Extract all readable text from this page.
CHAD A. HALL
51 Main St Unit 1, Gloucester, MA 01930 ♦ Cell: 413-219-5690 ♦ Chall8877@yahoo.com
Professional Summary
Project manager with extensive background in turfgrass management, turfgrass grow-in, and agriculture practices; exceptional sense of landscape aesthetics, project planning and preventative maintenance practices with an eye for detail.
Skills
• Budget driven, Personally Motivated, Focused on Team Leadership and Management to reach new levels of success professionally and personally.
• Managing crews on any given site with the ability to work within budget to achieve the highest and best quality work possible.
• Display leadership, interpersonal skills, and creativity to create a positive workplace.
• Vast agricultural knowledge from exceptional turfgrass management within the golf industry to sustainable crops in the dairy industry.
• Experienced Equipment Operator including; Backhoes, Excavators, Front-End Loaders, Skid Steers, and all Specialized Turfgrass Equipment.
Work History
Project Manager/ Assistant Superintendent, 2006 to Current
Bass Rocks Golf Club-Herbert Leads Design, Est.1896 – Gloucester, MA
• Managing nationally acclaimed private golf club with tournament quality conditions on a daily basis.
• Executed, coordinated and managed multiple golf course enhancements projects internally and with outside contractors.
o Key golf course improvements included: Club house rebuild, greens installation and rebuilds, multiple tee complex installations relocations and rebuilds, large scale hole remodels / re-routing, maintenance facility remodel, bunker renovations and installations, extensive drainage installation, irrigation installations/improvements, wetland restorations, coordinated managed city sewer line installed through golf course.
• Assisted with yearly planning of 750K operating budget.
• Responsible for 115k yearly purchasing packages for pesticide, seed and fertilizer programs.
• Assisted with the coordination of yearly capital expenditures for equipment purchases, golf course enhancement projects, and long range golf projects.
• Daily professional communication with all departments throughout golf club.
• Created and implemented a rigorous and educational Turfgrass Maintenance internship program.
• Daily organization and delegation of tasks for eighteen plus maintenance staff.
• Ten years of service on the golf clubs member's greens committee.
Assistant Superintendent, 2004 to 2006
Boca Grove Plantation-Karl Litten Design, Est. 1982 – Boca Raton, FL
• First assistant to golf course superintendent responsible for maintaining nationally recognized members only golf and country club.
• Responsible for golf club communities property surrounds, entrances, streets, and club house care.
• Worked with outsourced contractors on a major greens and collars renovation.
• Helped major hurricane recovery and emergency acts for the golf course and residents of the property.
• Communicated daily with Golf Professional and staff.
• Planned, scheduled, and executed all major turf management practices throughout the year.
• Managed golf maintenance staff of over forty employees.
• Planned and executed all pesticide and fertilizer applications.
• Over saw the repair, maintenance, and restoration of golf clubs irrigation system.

-.-.-

▶ [Task requirements] Provide the number of lines in the entries that include "clubs", and no other text.

▶ [Response] 2